### RECORD EXCERPTS
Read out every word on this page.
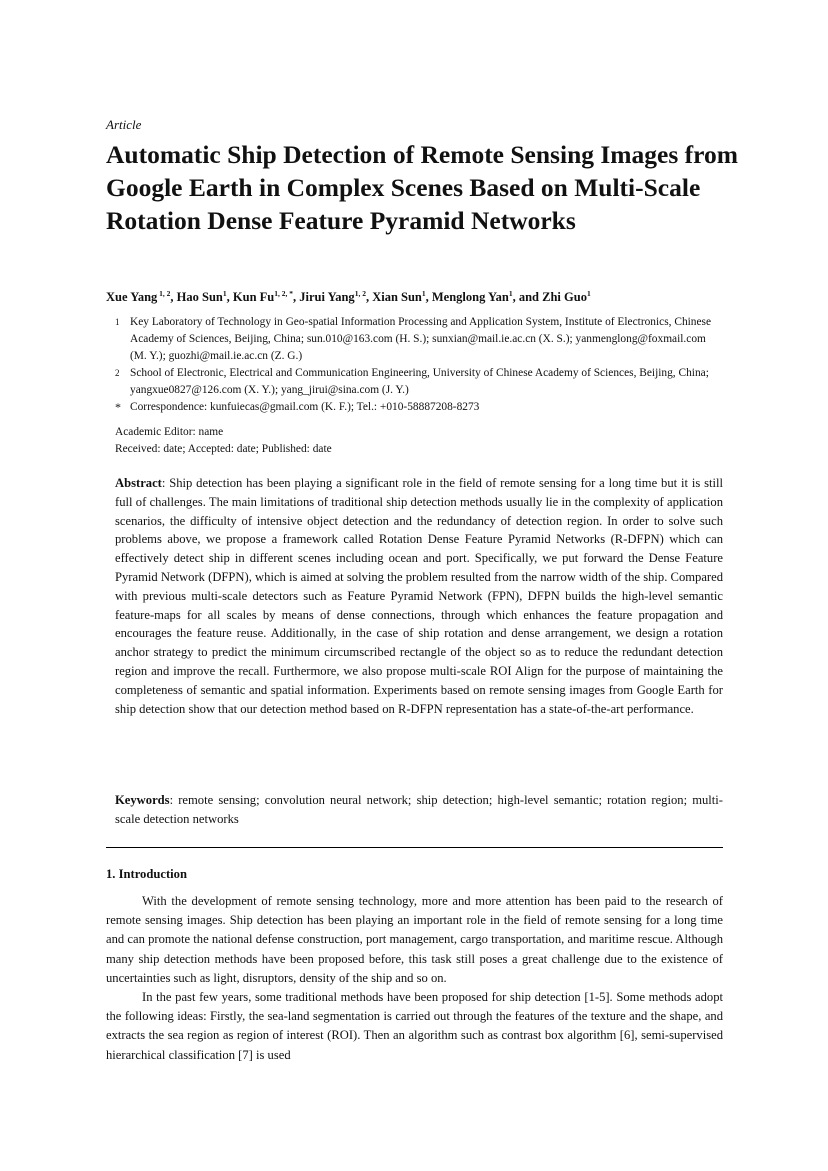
Article
Automatic Ship Detection of Remote Sensing Images from Google Earth in Complex Scenes Based on Multi-Scale Rotation Dense Feature Pyramid Networks
Xue Yang $^{1, 2}$, Hao Sun$^1$, Kun $Fu^{1, 2, *}$, Jirui Yang$^{1, 2}$, Xian Sun$^1$, Menglong Yan$^1$, and Zhi Guo$^1$
1 Key Laboratory of Technology in Geo-spatial Information Processing and Application System, Institute of Electronics, Chinese Academy of Sciences, Beijing, China; sun.010@163.com (H. S.); sunxian@mail.ie.ac.cn (X. S.); yanmenglong@foxmail.com (M. Y.); guozhi@mail.ie.ac.cn (Z. G.)
2 School of Electronic, Electrical and Communication Engineering, University of Chinese Academy of Sciences, Beijing, China; yangxue0827@126.com (X. Y.); yang_jirui@sina.com (J. Y.)
* Correspondence: kunfuiecas@gmail.com (K. F.); Tel.: +010-58887208-8273
Academic Editor: name
Received: date; Accepted: date; Published: date

Abstract: Ship detection has been playing a significant role in the field of remote sensing for a long time but it is still full of challenges. The main limitations of traditional ship detection methods usually lie in the complexity of application scenarios, the difficulty of intensive object detection and the redundancy of detection region. In order to solve such problems above, we propose a framework called Rotation Dense Feature Pyramid Networks (R-DFPN) which can effectively detect ship in different scenes including ocean and port. Specifically, we put forward the Dense Feature Pyramid Network (DFPN), which is aimed at solving the problem resulted from the narrow width of the ship. Compared with previous multi-scale detectors such as Feature Pyramid Network (FPN), DFPN builds the high-level semantic feature-maps for all scales by means of dense connections, through which enhances the feature propagation and encourages the feature reuse. Additionally, in the case of ship rotation and dense arrangement, we design a rotation anchor strategy to predict the minimum circumscribed rectangle of the object so as to reduce the redundant detection region and improve the recall. Furthermore, we also propose multi-scale ROI Align for the purpose of maintaining the completeness of semantic and spatial information. Experiments based on remote sensing images from Google Earth for ship detection show that our detection method based on R-DFPN representation has a state-of-the-art performance.

Keywords: remote sensing; convolution neural network; ship detection; high-level semantic; rotation region; multi-scale detection networks

1. Introduction

With the development of remote sensing technology, more and more attention has been paid to the research of remote sensing images. Ship detection has been playing an important role in the field of remote sensing for a long time and can promote the national defense construction, port management, cargo transportation, and maritime rescue. Although many ship detection methods have been proposed before, this task still poses a great challenge due to the existence of uncertainties such as light, disruptors, density of the ship and so on.

In the past few years, some traditional methods have been proposed for ship detection [1-5]. Some methods adopt the following ideas: Firstly, the sea-land segmentation is carried out through the features of the texture and the shape, and extracts the sea region as region of interest (ROI). Then an algorithm such as contrast box algorithm [6], semi-supervised hierarchical classification [7] is used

### WHAT IS BEING ASKED
Retype all the records shown above, character for character. Omit every picture.

### OUTPUT FOR THIS TASK
Read out every word on this page.
Article
Automatic Ship Detection of Remote Sensing Images from Google Earth in Complex Scenes Based on Multi-Scale Rotation Dense Feature Pyramid Networks
Xue Yang $^{1, 2}$, Hao Sun$^1$, Kun $Fu^{1, 2, *}$, Jirui Yang$^{1, 2}$, Xian Sun$^1$, Menglong Yan$^1$, and Zhi Guo$^1$
1 Key Laboratory of Technology in Geo-spatial Information Processing and Application System, Institute of Electronics, Chinese Academy of Sciences, Beijing, China; sun.010@163.com (H. S.); sunxian@mail.ie.ac.cn (X. S.); yanmenglong@foxmail.com (M. Y.); guozhi@mail.ie.ac.cn (Z. G.)
2 School of Electronic, Electrical and Communication Engineering, University of Chinese Academy of Sciences, Beijing, China; yangxue0827@126.com (X. Y.); yang_jirui@sina.com (J. Y.)
* Correspondence: kunfuiecas@gmail.com (K. F.); Tel.: +010-58887208-8273
Academic Editor: name
Received: date; Accepted: date; Published: date

Abstract: Ship detection has been playing a significant role in the field of remote sensing for a long time but it is still full of challenges. The main limitations of traditional ship detection methods usually lie in the complexity of application scenarios, the difficulty of intensive object detection and the redundancy of detection region. In order to solve such problems above, we propose a framework called Rotation Dense Feature Pyramid Networks (R-DFPN) which can effectively detect ship in different scenes including ocean and port. Specifically, we put forward the Dense Feature Pyramid Network (DFPN), which is aimed at solving the problem resulted from the narrow width of the ship. Compared with previous multi-scale detectors such as Feature Pyramid Network (FPN), DFPN builds the high-level semantic feature-maps for all scales by means of dense connections, through which enhances the feature propagation and encourages the feature reuse. Additionally, in the case of ship rotation and dense arrangement, we design a rotation anchor strategy to predict the minimum circumscribed rectangle of the object so as to reduce the redundant detection region and improve the recall. Furthermore, we also propose multi-scale ROI Align for the purpose of maintaining the completeness of semantic and spatial information. Experiments based on remote sensing images from Google Earth for ship detection show that our detection method based on R-DFPN representation has a state-of-the-art performance.

Keywords: remote sensing; convolution neural network; ship detection; high-level semantic; rotation region; multi-scale detection networks

1. Introduction

With the development of remote sensing technology, more and more attention has been paid to the research of remote sensing images. Ship detection has been playing an important role in the field of remote sensing for a long time and can promote the national defense construction, port management, cargo transportation, and maritime rescue. Although many ship detection methods have been proposed before, this task still poses a great challenge due to the existence of uncertainties such as light, disruptors, density of the ship and so on.

In the past few years, some traditional methods have been proposed for ship detection [1-5]. Some methods adopt the following ideas: Firstly, the sea-land segmentation is carried out through the features of the texture and the shape, and extracts the sea region as region of interest (ROI). Then an algorithm such as contrast box algorithm [6], semi-supervised hierarchical classification [7] is used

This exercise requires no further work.